Written exercise.
Transcribe the records that follow. Keep every word exactly, and drop the pictures.

[Stored items]
◆ ◆ ◆ ◆ ◆

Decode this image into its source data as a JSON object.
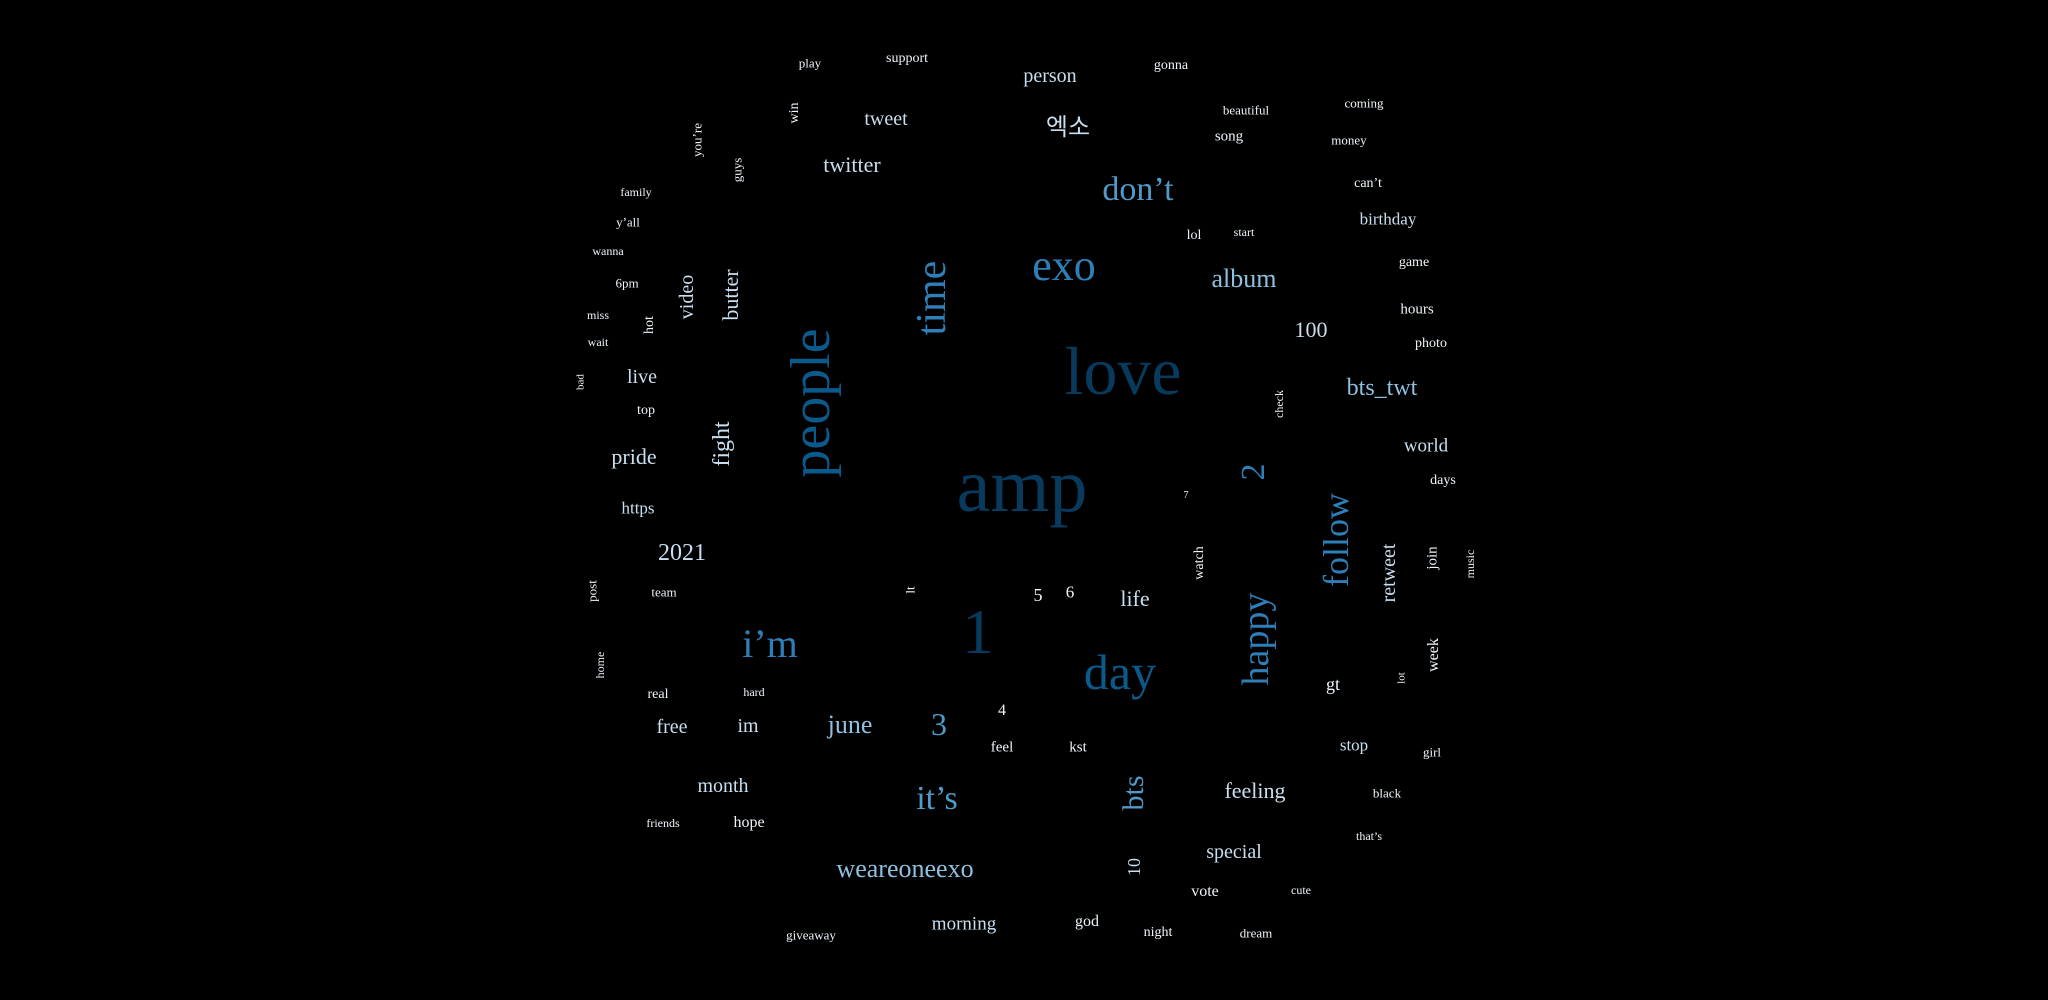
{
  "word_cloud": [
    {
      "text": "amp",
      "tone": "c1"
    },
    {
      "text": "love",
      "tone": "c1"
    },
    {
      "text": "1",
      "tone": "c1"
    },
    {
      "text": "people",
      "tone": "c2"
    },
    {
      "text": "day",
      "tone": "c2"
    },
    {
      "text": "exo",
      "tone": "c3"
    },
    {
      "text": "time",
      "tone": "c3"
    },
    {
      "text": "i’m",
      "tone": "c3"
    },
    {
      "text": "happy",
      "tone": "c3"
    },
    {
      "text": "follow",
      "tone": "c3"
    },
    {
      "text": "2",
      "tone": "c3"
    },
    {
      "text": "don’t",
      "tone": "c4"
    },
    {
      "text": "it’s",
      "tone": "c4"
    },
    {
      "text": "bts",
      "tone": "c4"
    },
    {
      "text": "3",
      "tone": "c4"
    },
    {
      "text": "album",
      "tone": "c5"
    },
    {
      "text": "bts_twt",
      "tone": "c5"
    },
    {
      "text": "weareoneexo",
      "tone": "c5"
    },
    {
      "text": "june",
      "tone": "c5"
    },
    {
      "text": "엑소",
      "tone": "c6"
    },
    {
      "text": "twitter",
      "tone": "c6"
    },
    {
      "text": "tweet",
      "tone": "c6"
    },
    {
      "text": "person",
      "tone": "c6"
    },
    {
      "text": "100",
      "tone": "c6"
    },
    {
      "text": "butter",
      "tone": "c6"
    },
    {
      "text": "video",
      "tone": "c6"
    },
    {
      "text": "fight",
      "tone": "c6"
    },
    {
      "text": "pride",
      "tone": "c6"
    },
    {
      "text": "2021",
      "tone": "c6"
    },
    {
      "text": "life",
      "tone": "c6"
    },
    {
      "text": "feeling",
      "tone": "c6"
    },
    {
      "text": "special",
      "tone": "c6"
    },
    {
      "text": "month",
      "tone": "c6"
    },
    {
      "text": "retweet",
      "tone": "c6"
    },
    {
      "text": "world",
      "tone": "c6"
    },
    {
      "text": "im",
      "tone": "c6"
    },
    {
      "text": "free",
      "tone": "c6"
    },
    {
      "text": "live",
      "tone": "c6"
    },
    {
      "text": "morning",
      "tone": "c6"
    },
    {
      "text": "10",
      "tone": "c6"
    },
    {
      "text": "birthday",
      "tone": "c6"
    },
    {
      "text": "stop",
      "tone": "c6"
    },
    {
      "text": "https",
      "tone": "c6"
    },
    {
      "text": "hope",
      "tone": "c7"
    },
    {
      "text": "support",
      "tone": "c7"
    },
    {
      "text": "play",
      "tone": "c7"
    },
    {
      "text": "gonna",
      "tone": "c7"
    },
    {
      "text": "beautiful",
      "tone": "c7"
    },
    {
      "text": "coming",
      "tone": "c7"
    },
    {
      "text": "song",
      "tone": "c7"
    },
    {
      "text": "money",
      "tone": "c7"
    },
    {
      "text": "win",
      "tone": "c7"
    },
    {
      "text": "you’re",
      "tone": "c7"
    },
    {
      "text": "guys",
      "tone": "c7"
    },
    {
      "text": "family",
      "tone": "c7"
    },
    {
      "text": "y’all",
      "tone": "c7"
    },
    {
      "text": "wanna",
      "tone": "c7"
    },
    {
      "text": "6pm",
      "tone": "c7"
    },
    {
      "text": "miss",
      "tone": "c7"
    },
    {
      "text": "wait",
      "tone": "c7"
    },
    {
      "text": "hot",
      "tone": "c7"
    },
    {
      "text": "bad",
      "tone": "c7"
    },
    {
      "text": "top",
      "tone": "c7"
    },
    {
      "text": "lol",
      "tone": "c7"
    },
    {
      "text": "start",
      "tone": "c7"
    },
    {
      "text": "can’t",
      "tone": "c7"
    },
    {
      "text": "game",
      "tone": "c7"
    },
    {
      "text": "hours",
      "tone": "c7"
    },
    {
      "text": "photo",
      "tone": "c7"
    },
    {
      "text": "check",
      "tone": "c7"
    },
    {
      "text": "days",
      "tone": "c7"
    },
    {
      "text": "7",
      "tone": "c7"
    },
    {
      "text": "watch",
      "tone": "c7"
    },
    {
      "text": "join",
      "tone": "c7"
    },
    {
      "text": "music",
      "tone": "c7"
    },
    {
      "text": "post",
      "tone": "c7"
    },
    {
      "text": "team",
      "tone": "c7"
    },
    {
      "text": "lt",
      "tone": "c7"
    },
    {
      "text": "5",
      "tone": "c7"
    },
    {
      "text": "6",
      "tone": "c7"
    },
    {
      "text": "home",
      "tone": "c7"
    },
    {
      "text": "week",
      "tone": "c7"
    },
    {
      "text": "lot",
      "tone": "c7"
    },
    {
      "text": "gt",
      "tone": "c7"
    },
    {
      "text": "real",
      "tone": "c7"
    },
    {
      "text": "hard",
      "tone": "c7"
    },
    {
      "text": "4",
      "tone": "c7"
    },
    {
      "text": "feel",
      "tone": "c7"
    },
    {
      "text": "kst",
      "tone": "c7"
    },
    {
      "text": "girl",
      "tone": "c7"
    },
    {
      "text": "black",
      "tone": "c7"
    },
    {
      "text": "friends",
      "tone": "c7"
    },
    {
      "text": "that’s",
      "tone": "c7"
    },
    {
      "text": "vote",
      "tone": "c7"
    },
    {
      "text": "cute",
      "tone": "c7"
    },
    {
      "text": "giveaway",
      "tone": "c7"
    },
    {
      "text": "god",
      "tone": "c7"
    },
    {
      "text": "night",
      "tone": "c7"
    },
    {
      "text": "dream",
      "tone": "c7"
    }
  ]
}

◆ ◆ ◆ ◆ ◆

Response to this exercise.
Decode this image into its source data as a JSON object.
{
  "word_cloud": [
    {
      "text": "amp",
      "tone": "c1"
    },
    {
      "text": "love",
      "tone": "c1"
    },
    {
      "text": "1",
      "tone": "c1"
    },
    {
      "text": "people",
      "tone": "c2"
    },
    {
      "text": "day",
      "tone": "c2"
    },
    {
      "text": "exo",
      "tone": "c3"
    },
    {
      "text": "time",
      "tone": "c3"
    },
    {
      "text": "i’m",
      "tone": "c3"
    },
    {
      "text": "happy",
      "tone": "c3"
    },
    {
      "text": "follow",
      "tone": "c3"
    },
    {
      "text": "2",
      "tone": "c3"
    },
    {
      "text": "don’t",
      "tone": "c4"
    },
    {
      "text": "it’s",
      "tone": "c4"
    },
    {
      "text": "bts",
      "tone": "c4"
    },
    {
      "text": "3",
      "tone": "c4"
    },
    {
      "text": "album",
      "tone": "c5"
    },
    {
      "text": "bts_twt",
      "tone": "c5"
    },
    {
      "text": "weareoneexo",
      "tone": "c5"
    },
    {
      "text": "june",
      "tone": "c5"
    },
    {
      "text": "엑소",
      "tone": "c6"
    },
    {
      "text": "twitter",
      "tone": "c6"
    },
    {
      "text": "tweet",
      "tone": "c6"
    },
    {
      "text": "person",
      "tone": "c6"
    },
    {
      "text": "100",
      "tone": "c6"
    },
    {
      "text": "butter",
      "tone": "c6"
    },
    {
      "text": "video",
      "tone": "c6"
    },
    {
      "text": "fight",
      "tone": "c6"
    },
    {
      "text": "pride",
      "tone": "c6"
    },
    {
      "text": "2021",
      "tone": "c6"
    },
    {
      "text": "life",
      "tone": "c6"
    },
    {
      "text": "feeling",
      "tone": "c6"
    },
    {
      "text": "special",
      "tone": "c6"
    },
    {
      "text": "month",
      "tone": "c6"
    },
    {
      "text": "retweet",
      "tone": "c6"
    },
    {
      "text": "world",
      "tone": "c6"
    },
    {
      "text": "im",
      "tone": "c6"
    },
    {
      "text": "free",
      "tone": "c6"
    },
    {
      "text": "live",
      "tone": "c6"
    },
    {
      "text": "morning",
      "tone": "c6"
    },
    {
      "text": "10",
      "tone": "c6"
    },
    {
      "text": "birthday",
      "tone": "c6"
    },
    {
      "text": "stop",
      "tone": "c6"
    },
    {
      "text": "https",
      "tone": "c6"
    },
    {
      "text": "hope",
      "tone": "c7"
    },
    {
      "text": "support",
      "tone": "c7"
    },
    {
      "text": "play",
      "tone": "c7"
    },
    {
      "text": "gonna",
      "tone": "c7"
    },
    {
      "text": "beautiful",
      "tone": "c7"
    },
    {
      "text": "coming",
      "tone": "c7"
    },
    {
      "text": "song",
      "tone": "c7"
    },
    {
      "text": "money",
      "tone": "c7"
    },
    {
      "text": "win",
      "tone": "c7"
    },
    {
      "text": "you’re",
      "tone": "c7"
    },
    {
      "text": "guys",
      "tone": "c7"
    },
    {
      "text": "family",
      "tone": "c7"
    },
    {
      "text": "y’all",
      "tone": "c7"
    },
    {
      "text": "wanna",
      "tone": "c7"
    },
    {
      "text": "6pm",
      "tone": "c7"
    },
    {
      "text": "miss",
      "tone": "c7"
    },
    {
      "text": "wait",
      "tone": "c7"
    },
    {
      "text": "hot",
      "tone": "c7"
    },
    {
      "text": "bad",
      "tone": "c7"
    },
    {
      "text": "top",
      "tone": "c7"
    },
    {
      "text": "lol",
      "tone": "c7"
    },
    {
      "text": "start",
      "tone": "c7"
    },
    {
      "text": "can’t",
      "tone": "c7"
    },
    {
      "text": "game",
      "tone": "c7"
    },
    {
      "text": "hours",
      "tone": "c7"
    },
    {
      "text": "photo",
      "tone": "c7"
    },
    {
      "text": "check",
      "tone": "c7"
    },
    {
      "text": "days",
      "tone": "c7"
    },
    {
      "text": "7",
      "tone": "c7"
    },
    {
      "text": "watch",
      "tone": "c7"
    },
    {
      "text": "join",
      "tone": "c7"
    },
    {
      "text": "music",
      "tone": "c7"
    },
    {
      "text": "post",
      "tone": "c7"
    },
    {
      "text": "team",
      "tone": "c7"
    },
    {
      "text": "lt",
      "tone": "c7"
    },
    {
      "text": "5",
      "tone": "c7"
    },
    {
      "text": "6",
      "tone": "c7"
    },
    {
      "text": "home",
      "tone": "c7"
    },
    {
      "text": "week",
      "tone": "c7"
    },
    {
      "text": "lot",
      "tone": "c7"
    },
    {
      "text": "gt",
      "tone": "c7"
    },
    {
      "text": "real",
      "tone": "c7"
    },
    {
      "text": "hard",
      "tone": "c7"
    },
    {
      "text": "4",
      "tone": "c7"
    },
    {
      "text": "feel",
      "tone": "c7"
    },
    {
      "text": "kst",
      "tone": "c7"
    },
    {
      "text": "girl",
      "tone": "c7"
    },
    {
      "text": "black",
      "tone": "c7"
    },
    {
      "text": "friends",
      "tone": "c7"
    },
    {
      "text": "that’s",
      "tone": "c7"
    },
    {
      "text": "vote",
      "tone": "c7"
    },
    {
      "text": "cute",
      "tone": "c7"
    },
    {
      "text": "giveaway",
      "tone": "c7"
    },
    {
      "text": "god",
      "tone": "c7"
    },
    {
      "text": "night",
      "tone": "c7"
    },
    {
      "text": "dream",
      "tone": "c7"
    }
  ]
}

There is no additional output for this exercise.